<<<<
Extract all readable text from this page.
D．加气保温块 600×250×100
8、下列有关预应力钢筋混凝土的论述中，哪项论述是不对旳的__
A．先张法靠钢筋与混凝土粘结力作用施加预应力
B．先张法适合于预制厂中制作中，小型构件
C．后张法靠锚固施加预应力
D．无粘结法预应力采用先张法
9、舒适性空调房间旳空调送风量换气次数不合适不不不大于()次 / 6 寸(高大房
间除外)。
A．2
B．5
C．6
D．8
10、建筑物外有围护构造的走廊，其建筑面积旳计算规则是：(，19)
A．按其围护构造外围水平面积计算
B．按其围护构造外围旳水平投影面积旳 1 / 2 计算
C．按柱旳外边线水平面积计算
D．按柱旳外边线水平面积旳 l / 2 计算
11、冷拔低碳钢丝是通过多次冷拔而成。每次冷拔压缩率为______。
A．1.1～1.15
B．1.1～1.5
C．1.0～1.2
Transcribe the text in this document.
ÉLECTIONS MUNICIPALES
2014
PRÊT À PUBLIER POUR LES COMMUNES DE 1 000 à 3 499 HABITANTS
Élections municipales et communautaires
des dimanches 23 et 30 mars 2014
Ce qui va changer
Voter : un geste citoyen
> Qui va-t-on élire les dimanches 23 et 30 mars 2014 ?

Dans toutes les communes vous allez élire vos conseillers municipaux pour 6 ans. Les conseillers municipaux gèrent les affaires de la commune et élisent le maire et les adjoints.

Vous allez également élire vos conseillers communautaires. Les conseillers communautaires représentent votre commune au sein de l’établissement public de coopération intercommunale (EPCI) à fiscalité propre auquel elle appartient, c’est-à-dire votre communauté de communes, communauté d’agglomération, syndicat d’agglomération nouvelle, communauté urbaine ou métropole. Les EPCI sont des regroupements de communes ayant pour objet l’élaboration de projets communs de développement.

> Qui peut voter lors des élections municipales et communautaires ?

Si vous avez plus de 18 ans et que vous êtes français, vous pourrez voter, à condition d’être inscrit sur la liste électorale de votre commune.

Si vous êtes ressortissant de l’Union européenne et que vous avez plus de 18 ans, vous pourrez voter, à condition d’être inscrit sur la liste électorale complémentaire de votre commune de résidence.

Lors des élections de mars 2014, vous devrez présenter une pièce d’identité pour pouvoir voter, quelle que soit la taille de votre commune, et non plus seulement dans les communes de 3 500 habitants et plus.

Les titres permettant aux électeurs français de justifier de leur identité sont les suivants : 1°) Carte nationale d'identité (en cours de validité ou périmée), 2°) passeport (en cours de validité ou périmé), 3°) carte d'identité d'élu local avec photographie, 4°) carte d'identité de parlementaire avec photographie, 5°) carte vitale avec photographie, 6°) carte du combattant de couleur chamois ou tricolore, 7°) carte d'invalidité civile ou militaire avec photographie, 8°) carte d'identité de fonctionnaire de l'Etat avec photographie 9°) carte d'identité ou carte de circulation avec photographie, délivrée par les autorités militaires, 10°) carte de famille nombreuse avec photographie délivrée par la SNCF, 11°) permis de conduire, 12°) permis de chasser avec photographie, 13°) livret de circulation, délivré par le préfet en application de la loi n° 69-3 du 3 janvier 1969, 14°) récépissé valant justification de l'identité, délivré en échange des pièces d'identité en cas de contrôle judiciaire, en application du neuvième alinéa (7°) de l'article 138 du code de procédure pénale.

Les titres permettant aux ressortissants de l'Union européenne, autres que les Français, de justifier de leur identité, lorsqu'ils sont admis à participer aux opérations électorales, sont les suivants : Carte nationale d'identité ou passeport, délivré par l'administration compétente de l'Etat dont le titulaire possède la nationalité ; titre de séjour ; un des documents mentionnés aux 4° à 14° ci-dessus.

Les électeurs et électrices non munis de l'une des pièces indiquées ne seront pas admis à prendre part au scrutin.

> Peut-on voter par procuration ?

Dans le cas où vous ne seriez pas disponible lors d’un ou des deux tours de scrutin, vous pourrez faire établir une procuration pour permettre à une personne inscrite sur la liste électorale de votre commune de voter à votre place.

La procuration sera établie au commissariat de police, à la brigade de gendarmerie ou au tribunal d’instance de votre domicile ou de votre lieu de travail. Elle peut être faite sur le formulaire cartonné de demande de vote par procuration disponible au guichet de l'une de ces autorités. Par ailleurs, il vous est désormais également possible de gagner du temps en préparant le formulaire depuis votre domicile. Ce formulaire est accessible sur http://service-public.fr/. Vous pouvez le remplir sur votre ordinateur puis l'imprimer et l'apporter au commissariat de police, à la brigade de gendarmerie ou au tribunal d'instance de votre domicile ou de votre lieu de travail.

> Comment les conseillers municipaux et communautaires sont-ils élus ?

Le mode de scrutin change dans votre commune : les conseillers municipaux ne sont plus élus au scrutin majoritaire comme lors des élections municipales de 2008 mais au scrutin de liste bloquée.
>>>>
Reply with nothing but a number: how many lines of the entries above contain the string "avez"?

*Answer to this task*: 2